Transcribe each record below word for word.

## Begin

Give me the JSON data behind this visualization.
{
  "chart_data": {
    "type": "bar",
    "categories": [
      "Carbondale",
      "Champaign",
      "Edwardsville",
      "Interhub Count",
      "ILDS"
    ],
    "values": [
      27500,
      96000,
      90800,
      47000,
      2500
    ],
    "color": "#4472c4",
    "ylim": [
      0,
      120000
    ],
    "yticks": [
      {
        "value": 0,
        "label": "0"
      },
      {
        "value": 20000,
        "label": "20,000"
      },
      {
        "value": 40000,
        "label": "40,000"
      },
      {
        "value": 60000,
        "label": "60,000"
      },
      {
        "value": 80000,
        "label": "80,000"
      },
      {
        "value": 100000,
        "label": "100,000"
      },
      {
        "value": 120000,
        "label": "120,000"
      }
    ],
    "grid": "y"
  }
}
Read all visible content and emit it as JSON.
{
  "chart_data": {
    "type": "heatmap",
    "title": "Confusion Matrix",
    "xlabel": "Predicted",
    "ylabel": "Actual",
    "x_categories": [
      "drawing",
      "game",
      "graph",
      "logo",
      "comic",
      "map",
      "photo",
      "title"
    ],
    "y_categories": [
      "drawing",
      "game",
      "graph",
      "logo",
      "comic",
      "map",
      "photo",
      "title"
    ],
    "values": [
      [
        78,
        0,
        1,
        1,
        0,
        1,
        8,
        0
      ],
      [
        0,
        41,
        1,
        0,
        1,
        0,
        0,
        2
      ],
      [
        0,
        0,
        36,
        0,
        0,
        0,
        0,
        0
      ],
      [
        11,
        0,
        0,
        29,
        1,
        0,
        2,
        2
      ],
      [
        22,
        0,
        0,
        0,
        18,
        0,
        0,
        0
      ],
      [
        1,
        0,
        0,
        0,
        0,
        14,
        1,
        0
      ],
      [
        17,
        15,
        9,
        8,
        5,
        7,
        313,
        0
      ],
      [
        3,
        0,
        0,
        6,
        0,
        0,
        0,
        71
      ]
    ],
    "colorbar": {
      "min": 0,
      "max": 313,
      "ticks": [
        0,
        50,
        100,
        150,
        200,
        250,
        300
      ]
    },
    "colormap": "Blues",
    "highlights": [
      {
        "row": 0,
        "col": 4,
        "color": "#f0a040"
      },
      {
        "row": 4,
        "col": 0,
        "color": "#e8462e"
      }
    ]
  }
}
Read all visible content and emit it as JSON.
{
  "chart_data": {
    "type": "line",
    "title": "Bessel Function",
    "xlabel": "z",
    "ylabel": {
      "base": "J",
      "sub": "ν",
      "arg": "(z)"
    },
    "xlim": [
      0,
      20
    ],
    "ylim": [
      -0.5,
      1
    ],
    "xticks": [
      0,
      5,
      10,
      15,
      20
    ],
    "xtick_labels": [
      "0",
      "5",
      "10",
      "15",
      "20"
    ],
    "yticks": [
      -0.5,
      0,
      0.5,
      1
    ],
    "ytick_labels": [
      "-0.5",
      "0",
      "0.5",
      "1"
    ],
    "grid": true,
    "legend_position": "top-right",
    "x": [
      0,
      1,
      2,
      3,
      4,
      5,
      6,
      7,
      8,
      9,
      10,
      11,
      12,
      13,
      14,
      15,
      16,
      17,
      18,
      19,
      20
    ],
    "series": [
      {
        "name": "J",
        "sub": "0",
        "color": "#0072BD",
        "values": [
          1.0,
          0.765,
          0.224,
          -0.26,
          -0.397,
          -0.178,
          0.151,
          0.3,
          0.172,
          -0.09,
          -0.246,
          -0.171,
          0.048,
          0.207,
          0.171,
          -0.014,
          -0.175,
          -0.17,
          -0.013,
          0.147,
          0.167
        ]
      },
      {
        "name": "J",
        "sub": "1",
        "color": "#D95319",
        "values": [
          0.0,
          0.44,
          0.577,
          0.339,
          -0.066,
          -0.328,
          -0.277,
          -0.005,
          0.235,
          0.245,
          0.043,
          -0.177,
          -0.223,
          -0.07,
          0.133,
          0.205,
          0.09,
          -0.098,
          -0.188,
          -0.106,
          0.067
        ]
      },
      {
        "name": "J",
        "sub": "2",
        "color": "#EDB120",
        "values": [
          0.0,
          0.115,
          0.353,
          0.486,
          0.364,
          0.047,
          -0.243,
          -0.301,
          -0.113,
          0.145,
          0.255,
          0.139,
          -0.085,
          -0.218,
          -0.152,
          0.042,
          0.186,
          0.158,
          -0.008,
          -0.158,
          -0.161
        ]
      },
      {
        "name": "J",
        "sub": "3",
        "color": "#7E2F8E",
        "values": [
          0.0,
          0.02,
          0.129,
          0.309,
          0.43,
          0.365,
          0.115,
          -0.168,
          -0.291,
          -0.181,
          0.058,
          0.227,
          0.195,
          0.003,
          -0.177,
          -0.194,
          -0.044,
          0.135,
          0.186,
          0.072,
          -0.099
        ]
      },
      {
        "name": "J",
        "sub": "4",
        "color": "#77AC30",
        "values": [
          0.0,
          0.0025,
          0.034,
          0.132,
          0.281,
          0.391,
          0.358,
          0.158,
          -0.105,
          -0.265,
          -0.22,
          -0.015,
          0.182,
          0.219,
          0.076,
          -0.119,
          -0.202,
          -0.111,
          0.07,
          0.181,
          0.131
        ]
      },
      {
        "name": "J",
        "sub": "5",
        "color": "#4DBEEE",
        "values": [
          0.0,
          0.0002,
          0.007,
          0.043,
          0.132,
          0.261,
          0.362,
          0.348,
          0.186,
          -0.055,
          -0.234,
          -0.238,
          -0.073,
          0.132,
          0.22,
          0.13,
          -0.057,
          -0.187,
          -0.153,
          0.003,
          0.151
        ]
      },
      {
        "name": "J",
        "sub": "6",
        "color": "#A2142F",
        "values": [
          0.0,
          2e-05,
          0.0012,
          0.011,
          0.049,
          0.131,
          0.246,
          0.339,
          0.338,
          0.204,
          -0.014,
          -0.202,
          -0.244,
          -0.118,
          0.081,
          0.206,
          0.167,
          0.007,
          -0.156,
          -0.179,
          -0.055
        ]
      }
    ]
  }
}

## End

Answer to this problem>
Give me the JSON data behind this visualization.
{
  "chart_data": {
    "type": "bar",
    "categories": [
      "Carbondale",
      "Champaign",
      "Edwardsville",
      "Interhub Count",
      "ILDS"
    ],
    "values": [
      27500,
      96000,
      90800,
      47000,
      2500
    ],
    "color": "#4472c4",
    "ylim": [
      0,
      120000
    ],
    "yticks": [
      {
        "value": 0,
        "label": "0"
      },
      {
        "value": 20000,
        "label": "20,000"
      },
      {
        "value": 40000,
        "label": "40,000"
      },
      {
        "value": 60000,
        "label": "60,000"
      },
      {
        "value": 80000,
        "label": "80,000"
      },
      {
        "value": 100000,
        "label": "100,000"
      },
      {
        "value": 120000,
        "label": "120,000"
      }
    ],
    "grid": "y"
  }
}
Read all visible content and emit it as JSON.
{
  "chart_data": {
    "type": "heatmap",
    "title": "Confusion Matrix",
    "xlabel": "Predicted",
    "ylabel": "Actual",
    "x_categories": [
      "drawing",
      "game",
      "graph",
      "logo",
      "comic",
      "map",
      "photo",
      "title"
    ],
    "y_categories": [
      "drawing",
      "game",
      "graph",
      "logo",
      "comic",
      "map",
      "photo",
      "title"
    ],
    "values": [
      [
        78,
        0,
        1,
        1,
        0,
        1,
        8,
        0
      ],
      [
        0,
        41,
        1,
        0,
        1,
        0,
        0,
        2
      ],
      [
        0,
        0,
        36,
        0,
        0,
        0,
        0,
        0
      ],
      [
        11,
        0,
        0,
        29,
        1,
        0,
        2,
        2
      ],
      [
        22,
        0,
        0,
        0,
        18,
        0,
        0,
        0
      ],
      [
        1,
        0,
        0,
        0,
        0,
        14,
        1,
        0
      ],
      [
        17,
        15,
        9,
        8,
        5,
        7,
        313,
        0
      ],
      [
        3,
        0,
        0,
        6,
        0,
        0,
        0,
        71
      ]
    ],
    "colorbar": {
      "min": 0,
      "max": 313,
      "ticks": [
        0,
        50,
        100,
        150,
        200,
        250,
        300
      ]
    },
    "colormap": "Blues",
    "highlights": [
      {
        "row": 0,
        "col": 4,
        "color": "#f0a040"
      },
      {
        "row": 4,
        "col": 0,
        "color": "#e8462e"
      }
    ]
  }
}
Read all visible content and emit it as JSON.
{
  "chart_data": {
    "type": "line",
    "title": "Bessel Function",
    "xlabel": "z",
    "ylabel": {
      "base": "J",
      "sub": "ν",
      "arg": "(z)"
    },
    "xlim": [
      0,
      20
    ],
    "ylim": [
      -0.5,
      1
    ],
    "xticks": [
      0,
      5,
      10,
      15,
      20
    ],
    "xtick_labels": [
      "0",
      "5",
      "10",
      "15",
      "20"
    ],
    "yticks": [
      -0.5,
      0,
      0.5,
      1
    ],
    "ytick_labels": [
      "-0.5",
      "0",
      "0.5",
      "1"
    ],
    "grid": true,
    "legend_position": "top-right",
    "x": [
      0,
      1,
      2,
      3,
      4,
      5,
      6,
      7,
      8,
      9,
      10,
      11,
      12,
      13,
      14,
      15,
      16,
      17,
      18,
      19,
      20
    ],
    "series": [
      {
        "name": "J",
        "sub": "0",
        "color": "#0072BD",
        "values": [
          1.0,
          0.765,
          0.224,
          -0.26,
          -0.397,
          -0.178,
          0.151,
          0.3,
          0.172,
          -0.09,
          -0.246,
          -0.171,
          0.048,
          0.207,
          0.171,
          -0.014,
          -0.175,
          -0.17,
          -0.013,
          0.147,
          0.167
        ]
      },
      {
        "name": "J",
        "sub": "1",
        "color": "#D95319",
        "values": [
          0.0,
          0.44,
          0.577,
          0.339,
          -0.066,
          -0.328,
          -0.277,
          -0.005,
          0.235,
          0.245,
          0.043,
          -0.177,
          -0.223,
          -0.07,
          0.133,
          0.205,
          0.09,
          -0.098,
          -0.188,
          -0.106,
          0.067
        ]
      },
      {
        "name": "J",
        "sub": "2",
        "color": "#EDB120",
        "values": [
          0.0,
          0.115,
          0.353,
          0.486,
          0.364,
          0.047,
          -0.243,
          -0.301,
          -0.113,
          0.145,
          0.255,
          0.139,
          -0.085,
          -0.218,
          -0.152,
          0.042,
          0.186,
          0.158,
          -0.008,
          -0.158,
          -0.161
        ]
      },
      {
        "name": "J",
        "sub": "3",
        "color": "#7E2F8E",
        "values": [
          0.0,
          0.02,
          0.129,
          0.309,
          0.43,
          0.365,
          0.115,
          -0.168,
          -0.291,
          -0.181,
          0.058,
          0.227,
          0.195,
          0.003,
          -0.177,
          -0.194,
          -0.044,
          0.135,
          0.186,
          0.072,
          -0.099
        ]
      },
      {
        "name": "J",
        "sub": "4",
        "color": "#77AC30",
        "values": [
          0.0,
          0.0025,
          0.034,
          0.132,
          0.281,
          0.391,
          0.358,
          0.158,
          -0.105,
          -0.265,
          -0.22,
          -0.015,
          0.182,
          0.219,
          0.076,
          -0.119,
          -0.202,
          -0.111,
          0.07,
          0.181,
          0.131
        ]
      },
      {
        "name": "J",
        "sub": "5",
        "color": "#4DBEEE",
        "values": [
          0.0,
          0.0002,
          0.007,
          0.043,
          0.132,
          0.261,
          0.362,
          0.348,
          0.186,
          -0.055,
          -0.234,
          -0.238,
          -0.073,
          0.132,
          0.22,
          0.13,
          -0.057,
          -0.187,
          -0.153,
          0.003,
          0.151
        ]
      },
      {
        "name": "J",
        "sub": "6",
        "color": "#A2142F",
        "values": [
          0.0,
          2e-05,
          0.0012,
          0.011,
          0.049,
          0.131,
          0.246,
          0.339,
          0.338,
          0.204,
          -0.014,
          -0.202,
          -0.244,
          -0.118,
          0.081,
          0.206,
          0.167,
          0.007,
          -0.156,
          -0.179,
          -0.055
        ]
      }
    ]
  }
}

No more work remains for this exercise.